— START OF Recorded information —

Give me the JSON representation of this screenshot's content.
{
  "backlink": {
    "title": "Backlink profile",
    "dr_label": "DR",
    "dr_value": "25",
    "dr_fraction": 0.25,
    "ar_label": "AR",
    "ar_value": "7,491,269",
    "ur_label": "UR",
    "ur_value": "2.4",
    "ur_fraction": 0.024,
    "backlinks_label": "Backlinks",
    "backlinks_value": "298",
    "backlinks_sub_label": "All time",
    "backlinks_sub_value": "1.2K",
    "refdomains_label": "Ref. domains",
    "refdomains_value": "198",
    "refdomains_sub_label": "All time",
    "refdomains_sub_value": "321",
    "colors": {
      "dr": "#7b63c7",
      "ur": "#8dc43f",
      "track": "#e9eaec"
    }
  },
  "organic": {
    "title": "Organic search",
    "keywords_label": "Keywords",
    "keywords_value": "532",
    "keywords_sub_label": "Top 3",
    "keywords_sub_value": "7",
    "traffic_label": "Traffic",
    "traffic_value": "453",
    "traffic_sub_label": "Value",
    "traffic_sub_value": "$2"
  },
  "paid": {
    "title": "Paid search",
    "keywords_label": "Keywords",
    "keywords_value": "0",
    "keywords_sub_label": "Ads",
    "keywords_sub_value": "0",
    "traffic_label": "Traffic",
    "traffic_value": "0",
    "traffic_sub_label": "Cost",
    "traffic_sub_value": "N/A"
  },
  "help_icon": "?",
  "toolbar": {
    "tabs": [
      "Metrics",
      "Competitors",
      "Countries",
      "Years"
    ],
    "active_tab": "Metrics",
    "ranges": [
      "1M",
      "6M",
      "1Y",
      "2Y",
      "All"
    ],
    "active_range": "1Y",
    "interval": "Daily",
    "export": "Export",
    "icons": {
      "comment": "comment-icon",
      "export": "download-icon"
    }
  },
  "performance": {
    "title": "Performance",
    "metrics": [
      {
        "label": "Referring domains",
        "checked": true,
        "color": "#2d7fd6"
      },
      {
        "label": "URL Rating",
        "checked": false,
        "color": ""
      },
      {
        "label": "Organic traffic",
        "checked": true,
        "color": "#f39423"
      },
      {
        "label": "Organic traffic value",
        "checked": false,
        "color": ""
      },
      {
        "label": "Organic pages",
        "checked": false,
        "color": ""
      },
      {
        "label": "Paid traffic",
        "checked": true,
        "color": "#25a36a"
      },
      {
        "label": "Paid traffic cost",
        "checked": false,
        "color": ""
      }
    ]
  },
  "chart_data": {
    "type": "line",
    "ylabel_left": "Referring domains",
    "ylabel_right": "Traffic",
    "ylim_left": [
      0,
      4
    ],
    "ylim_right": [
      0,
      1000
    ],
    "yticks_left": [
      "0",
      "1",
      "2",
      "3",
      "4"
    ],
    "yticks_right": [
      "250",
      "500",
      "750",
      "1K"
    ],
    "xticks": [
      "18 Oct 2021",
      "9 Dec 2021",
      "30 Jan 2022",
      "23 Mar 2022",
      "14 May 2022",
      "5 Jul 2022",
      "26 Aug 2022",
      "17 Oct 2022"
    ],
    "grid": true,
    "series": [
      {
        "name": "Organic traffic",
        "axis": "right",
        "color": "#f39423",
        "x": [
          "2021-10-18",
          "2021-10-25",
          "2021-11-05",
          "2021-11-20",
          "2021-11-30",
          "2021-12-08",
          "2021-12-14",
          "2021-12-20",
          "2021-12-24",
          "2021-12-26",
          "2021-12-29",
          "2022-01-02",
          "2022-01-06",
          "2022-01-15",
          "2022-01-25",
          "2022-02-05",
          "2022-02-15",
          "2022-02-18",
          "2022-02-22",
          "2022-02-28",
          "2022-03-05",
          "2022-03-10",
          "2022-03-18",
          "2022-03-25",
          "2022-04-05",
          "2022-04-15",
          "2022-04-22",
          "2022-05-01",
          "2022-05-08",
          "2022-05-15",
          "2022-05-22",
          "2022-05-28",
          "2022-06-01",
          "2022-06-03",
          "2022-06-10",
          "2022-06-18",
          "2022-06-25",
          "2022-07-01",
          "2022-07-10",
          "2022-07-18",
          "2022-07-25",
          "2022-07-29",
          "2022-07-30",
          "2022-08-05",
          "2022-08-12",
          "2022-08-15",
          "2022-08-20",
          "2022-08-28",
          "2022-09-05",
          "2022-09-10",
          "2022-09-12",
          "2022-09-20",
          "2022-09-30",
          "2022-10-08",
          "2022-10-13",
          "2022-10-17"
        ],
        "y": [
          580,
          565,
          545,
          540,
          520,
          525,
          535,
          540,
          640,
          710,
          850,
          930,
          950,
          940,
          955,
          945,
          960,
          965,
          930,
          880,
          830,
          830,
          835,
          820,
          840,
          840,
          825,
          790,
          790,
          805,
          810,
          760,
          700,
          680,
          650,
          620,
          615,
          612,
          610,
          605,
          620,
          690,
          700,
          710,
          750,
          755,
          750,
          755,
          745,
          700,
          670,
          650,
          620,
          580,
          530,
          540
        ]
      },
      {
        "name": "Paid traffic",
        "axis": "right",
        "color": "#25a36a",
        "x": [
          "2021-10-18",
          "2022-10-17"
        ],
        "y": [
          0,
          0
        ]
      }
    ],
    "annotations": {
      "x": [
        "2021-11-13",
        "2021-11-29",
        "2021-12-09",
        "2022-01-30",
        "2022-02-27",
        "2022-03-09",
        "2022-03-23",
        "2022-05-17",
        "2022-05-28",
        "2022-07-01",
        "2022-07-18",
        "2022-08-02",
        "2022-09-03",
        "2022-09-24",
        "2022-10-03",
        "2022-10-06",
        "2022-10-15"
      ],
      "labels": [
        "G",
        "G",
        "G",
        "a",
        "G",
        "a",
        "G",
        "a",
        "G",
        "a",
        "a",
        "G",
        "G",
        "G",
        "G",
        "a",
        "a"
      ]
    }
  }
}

— END OF Recorded information —

• [Written exercise]
Give all the records again. Match them exactly.

• [Reply to the task]
Give me the JSON representation of this screenshot's content.
{
  "backlink": {
    "title": "Backlink profile",
    "dr_label": "DR",
    "dr_value": "25",
    "dr_fraction": 0.25,
    "ar_label": "AR",
    "ar_value": "7,491,269",
    "ur_label": "UR",
    "ur_value": "2.4",
    "ur_fraction": 0.024,
    "backlinks_label": "Backlinks",
    "backlinks_value": "298",
    "backlinks_sub_label": "All time",
    "backlinks_sub_value": "1.2K",
    "refdomains_label": "Ref. domains",
    "refdomains_value": "198",
    "refdomains_sub_label": "All time",
    "refdomains_sub_value": "321",
    "colors": {
      "dr": "#7b63c7",
      "ur": "#8dc43f",
      "track": "#e9eaec"
    }
  },
  "organic": {
    "title": "Organic search",
    "keywords_label": "Keywords",
    "keywords_value": "532",
    "keywords_sub_label": "Top 3",
    "keywords_sub_value": "7",
    "traffic_label": "Traffic",
    "traffic_value": "453",
    "traffic_sub_label": "Value",
    "traffic_sub_value": "$2"
  },
  "paid": {
    "title": "Paid search",
    "keywords_label": "Keywords",
    "keywords_value": "0",
    "keywords_sub_label": "Ads",
    "keywords_sub_value": "0",
    "traffic_label": "Traffic",
    "traffic_value": "0",
    "traffic_sub_label": "Cost",
    "traffic_sub_value": "N/A"
  },
  "help_icon": "?",
  "toolbar": {
    "tabs": [
      "Metrics",
      "Competitors",
      "Countries",
      "Years"
    ],
    "active_tab": "Metrics",
    "ranges": [
      "1M",
      "6M",
      "1Y",
      "2Y",
      "All"
    ],
    "active_range": "1Y",
    "interval": "Daily",
    "export": "Export",
    "icons": {
      "comment": "comment-icon",
      "export": "download-icon"
    }
  },
  "performance": {
    "title": "Performance",
    "metrics": [
      {
        "label": "Referring domains",
        "checked": true,
        "color": "#2d7fd6"
      },
      {
        "label": "URL Rating",
        "checked": false,
        "color": ""
      },
      {
        "label": "Organic traffic",
        "checked": true,
        "color": "#f39423"
      },
      {
        "label": "Organic traffic value",
        "checked": false,
        "color": ""
      },
      {
        "label": "Organic pages",
        "checked": false,
        "color": ""
      },
      {
        "label": "Paid traffic",
        "checked": true,
        "color": "#25a36a"
      },
      {
        "label": "Paid traffic cost",
        "checked": false,
        "color": ""
      }
    ]
  },
  "chart_data": {
    "type": "line",
    "ylabel_left": "Referring domains",
    "ylabel_right": "Traffic",
    "ylim_left": [
      0,
      4
    ],
    "ylim_right": [
      0,
      1000
    ],
    "yticks_left": [
      "0",
      "1",
      "2",
      "3",
      "4"
    ],
    "yticks_right": [
      "250",
      "500",
      "750",
      "1K"
    ],
    "xticks": [
      "18 Oct 2021",
      "9 Dec 2021",
      "30 Jan 2022",
      "23 Mar 2022",
      "14 May 2022",
      "5 Jul 2022",
      "26 Aug 2022",
      "17 Oct 2022"
    ],
    "grid": true,
    "series": [
      {
        "name": "Organic traffic",
        "axis": "right",
        "color": "#f39423",
        "x": [
          "2021-10-18",
          "2021-10-25",
          "2021-11-05",
          "2021-11-20",
          "2021-11-30",
          "2021-12-08",
          "2021-12-14",
          "2021-12-20",
          "2021-12-24",
          "2021-12-26",
          "2021-12-29",
          "2022-01-02",
          "2022-01-06",
          "2022-01-15",
          "2022-01-25",
          "2022-02-05",
          "2022-02-15",
          "2022-02-18",
          "2022-02-22",
          "2022-02-28",
          "2022-03-05",
          "2022-03-10",
          "2022-03-18",
          "2022-03-25",
          "2022-04-05",
          "2022-04-15",
          "2022-04-22",
          "2022-05-01",
          "2022-05-08",
          "2022-05-15",
          "2022-05-22",
          "2022-05-28",
          "2022-06-01",
          "2022-06-03",
          "2022-06-10",
          "2022-06-18",
          "2022-06-25",
          "2022-07-01",
          "2022-07-10",
          "2022-07-18",
          "2022-07-25",
          "2022-07-29",
          "2022-07-30",
          "2022-08-05",
          "2022-08-12",
          "2022-08-15",
          "2022-08-20",
          "2022-08-28",
          "2022-09-05",
          "2022-09-10",
          "2022-09-12",
          "2022-09-20",
          "2022-09-30",
          "2022-10-08",
          "2022-10-13",
          "2022-10-17"
        ],
        "y": [
          580,
          565,
          545,
          540,
          520,
          525,
          535,
          540,
          640,
          710,
          850,
          930,
          950,
          940,
          955,
          945,
          960,
          965,
          930,
          880,
          830,
          830,
          835,
          820,
          840,
          840,
          825,
          790,
          790,
          805,
          810,
          760,
          700,
          680,
          650,
          620,
          615,
          612,
          610,
          605,
          620,
          690,
          700,
          710,
          750,
          755,
          750,
          755,
          745,
          700,
          670,
          650,
          620,
          580,
          530,
          540
        ]
      },
      {
        "name": "Paid traffic",
        "axis": "right",
        "color": "#25a36a",
        "x": [
          "2021-10-18",
          "2022-10-17"
        ],
        "y": [
          0,
          0
        ]
      }
    ],
    "annotations": {
      "x": [
        "2021-11-13",
        "2021-11-29",
        "2021-12-09",
        "2022-01-30",
        "2022-02-27",
        "2022-03-09",
        "2022-03-23",
        "2022-05-17",
        "2022-05-28",
        "2022-07-01",
        "2022-07-18",
        "2022-08-02",
        "2022-09-03",
        "2022-09-24",
        "2022-10-03",
        "2022-10-06",
        "2022-10-15"
      ],
      "labels": [
        "G",
        "G",
        "G",
        "a",
        "G",
        "a",
        "G",
        "a",
        "G",
        "a",
        "a",
        "G",
        "G",
        "G",
        "G",
        "a",
        "a"
      ]
    }
  }
}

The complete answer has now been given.